_Exercise goal:_
Scan the records below. List lines holding "table".

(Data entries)
============================================================
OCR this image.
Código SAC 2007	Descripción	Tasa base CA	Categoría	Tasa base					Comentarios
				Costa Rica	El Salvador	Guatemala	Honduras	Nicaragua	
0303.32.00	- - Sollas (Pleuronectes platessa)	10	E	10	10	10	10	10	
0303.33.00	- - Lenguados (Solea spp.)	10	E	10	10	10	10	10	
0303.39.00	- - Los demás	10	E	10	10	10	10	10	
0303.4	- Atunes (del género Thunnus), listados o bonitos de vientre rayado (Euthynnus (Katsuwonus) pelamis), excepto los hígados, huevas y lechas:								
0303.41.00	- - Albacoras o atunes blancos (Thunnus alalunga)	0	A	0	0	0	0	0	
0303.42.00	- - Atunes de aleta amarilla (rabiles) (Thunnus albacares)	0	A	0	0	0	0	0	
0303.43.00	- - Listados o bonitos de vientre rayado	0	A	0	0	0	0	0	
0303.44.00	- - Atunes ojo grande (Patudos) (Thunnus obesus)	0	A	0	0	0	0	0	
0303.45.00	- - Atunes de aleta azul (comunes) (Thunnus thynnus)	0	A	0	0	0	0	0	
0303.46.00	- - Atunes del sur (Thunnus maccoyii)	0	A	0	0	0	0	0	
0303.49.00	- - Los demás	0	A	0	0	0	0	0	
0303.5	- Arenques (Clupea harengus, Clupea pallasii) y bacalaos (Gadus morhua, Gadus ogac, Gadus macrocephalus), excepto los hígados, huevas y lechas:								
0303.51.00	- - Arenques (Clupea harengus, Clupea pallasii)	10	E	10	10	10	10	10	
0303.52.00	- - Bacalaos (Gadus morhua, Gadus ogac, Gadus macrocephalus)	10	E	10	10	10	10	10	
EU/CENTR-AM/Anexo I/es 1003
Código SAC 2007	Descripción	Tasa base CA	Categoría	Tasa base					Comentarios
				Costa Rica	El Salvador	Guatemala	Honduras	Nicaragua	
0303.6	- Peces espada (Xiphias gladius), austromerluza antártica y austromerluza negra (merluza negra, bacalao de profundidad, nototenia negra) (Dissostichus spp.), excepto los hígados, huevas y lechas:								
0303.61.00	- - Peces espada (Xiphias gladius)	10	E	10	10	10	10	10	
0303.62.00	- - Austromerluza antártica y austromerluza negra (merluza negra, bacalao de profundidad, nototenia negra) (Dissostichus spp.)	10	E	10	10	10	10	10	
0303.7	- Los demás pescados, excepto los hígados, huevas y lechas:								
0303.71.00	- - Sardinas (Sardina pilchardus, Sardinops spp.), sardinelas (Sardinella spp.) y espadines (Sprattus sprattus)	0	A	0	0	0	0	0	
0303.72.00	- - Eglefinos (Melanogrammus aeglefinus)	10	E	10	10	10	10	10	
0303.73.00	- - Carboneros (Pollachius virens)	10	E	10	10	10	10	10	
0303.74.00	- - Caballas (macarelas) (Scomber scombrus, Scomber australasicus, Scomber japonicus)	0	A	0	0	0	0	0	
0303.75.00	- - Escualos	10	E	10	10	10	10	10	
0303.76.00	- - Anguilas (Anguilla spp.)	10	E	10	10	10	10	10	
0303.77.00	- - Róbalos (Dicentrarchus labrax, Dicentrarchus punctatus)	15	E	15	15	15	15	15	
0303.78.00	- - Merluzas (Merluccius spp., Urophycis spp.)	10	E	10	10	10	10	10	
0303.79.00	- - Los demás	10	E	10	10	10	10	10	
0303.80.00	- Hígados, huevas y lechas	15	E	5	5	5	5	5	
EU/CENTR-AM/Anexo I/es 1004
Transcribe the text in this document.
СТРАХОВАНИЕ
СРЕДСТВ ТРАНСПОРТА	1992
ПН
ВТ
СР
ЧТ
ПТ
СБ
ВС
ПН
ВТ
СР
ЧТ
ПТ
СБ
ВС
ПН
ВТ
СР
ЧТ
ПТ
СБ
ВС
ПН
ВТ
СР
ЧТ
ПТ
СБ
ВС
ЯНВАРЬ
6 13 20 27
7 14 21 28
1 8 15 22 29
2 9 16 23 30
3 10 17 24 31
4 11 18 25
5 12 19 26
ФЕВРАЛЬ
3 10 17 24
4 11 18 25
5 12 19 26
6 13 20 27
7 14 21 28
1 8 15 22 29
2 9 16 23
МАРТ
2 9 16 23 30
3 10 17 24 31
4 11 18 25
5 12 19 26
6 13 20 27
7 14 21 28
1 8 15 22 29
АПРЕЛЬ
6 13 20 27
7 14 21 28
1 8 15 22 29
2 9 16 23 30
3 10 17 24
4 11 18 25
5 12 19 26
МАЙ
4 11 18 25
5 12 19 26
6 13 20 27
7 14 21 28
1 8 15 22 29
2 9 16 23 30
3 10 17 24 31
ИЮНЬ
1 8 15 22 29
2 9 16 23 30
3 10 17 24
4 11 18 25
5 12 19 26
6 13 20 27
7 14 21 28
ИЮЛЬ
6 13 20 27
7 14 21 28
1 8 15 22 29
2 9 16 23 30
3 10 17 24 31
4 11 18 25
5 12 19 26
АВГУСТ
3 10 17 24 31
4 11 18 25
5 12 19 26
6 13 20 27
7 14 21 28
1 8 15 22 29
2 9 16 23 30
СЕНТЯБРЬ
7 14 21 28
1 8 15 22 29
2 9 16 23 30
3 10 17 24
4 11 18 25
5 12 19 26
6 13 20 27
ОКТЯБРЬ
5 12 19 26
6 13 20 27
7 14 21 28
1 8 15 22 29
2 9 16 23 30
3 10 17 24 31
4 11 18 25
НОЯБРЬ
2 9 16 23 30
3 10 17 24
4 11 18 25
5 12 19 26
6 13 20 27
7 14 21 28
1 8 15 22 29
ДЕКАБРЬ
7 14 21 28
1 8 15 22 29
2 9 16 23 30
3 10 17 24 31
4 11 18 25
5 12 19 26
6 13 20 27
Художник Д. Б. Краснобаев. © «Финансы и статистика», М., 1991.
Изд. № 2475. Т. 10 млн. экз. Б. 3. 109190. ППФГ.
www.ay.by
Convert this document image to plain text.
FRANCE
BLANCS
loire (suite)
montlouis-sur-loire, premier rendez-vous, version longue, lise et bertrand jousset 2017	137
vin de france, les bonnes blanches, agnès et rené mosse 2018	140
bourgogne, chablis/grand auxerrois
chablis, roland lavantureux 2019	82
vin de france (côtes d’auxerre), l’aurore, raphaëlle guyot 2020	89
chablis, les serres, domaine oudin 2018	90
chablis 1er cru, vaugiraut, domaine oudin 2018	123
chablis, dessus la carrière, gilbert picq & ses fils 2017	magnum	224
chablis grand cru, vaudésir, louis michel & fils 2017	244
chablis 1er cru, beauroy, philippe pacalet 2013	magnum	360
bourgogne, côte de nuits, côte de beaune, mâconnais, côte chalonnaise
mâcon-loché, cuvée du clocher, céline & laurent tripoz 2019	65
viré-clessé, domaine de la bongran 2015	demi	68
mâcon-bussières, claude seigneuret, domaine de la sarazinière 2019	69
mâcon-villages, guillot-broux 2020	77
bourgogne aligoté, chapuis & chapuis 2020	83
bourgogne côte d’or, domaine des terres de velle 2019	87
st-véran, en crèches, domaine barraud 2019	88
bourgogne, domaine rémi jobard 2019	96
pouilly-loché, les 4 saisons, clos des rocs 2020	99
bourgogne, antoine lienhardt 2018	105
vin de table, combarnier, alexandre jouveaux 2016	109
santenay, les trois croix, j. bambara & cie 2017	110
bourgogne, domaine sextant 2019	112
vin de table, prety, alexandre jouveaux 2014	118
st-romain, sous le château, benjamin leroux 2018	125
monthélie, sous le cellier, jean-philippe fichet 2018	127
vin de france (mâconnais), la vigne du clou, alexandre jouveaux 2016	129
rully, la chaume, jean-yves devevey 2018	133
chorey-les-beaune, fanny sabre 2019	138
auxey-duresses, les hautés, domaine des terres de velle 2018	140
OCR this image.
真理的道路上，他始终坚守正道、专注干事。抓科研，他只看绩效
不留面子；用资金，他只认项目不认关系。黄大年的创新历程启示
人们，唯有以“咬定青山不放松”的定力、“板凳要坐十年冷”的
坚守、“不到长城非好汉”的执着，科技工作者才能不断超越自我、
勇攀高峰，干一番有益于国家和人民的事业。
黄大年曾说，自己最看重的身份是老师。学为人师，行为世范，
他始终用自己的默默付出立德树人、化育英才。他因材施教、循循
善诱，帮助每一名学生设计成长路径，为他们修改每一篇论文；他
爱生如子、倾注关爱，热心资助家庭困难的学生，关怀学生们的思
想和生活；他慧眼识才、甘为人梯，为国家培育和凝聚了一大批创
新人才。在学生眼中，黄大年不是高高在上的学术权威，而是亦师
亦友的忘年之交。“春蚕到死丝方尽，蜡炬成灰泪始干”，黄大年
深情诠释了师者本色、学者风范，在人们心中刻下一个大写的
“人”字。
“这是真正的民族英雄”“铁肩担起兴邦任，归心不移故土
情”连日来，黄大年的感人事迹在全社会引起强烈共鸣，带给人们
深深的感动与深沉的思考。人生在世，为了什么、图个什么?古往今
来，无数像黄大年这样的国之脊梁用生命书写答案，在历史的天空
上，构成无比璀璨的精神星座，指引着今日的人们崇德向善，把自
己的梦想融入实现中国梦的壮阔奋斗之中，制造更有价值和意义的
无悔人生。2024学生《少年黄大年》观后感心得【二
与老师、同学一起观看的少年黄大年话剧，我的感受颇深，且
============================================================
_Right answer:_
vin de table, combarnier, alexandre jouveaux 2016	109
vin de table, prety, alexandre jouveaux 2014	118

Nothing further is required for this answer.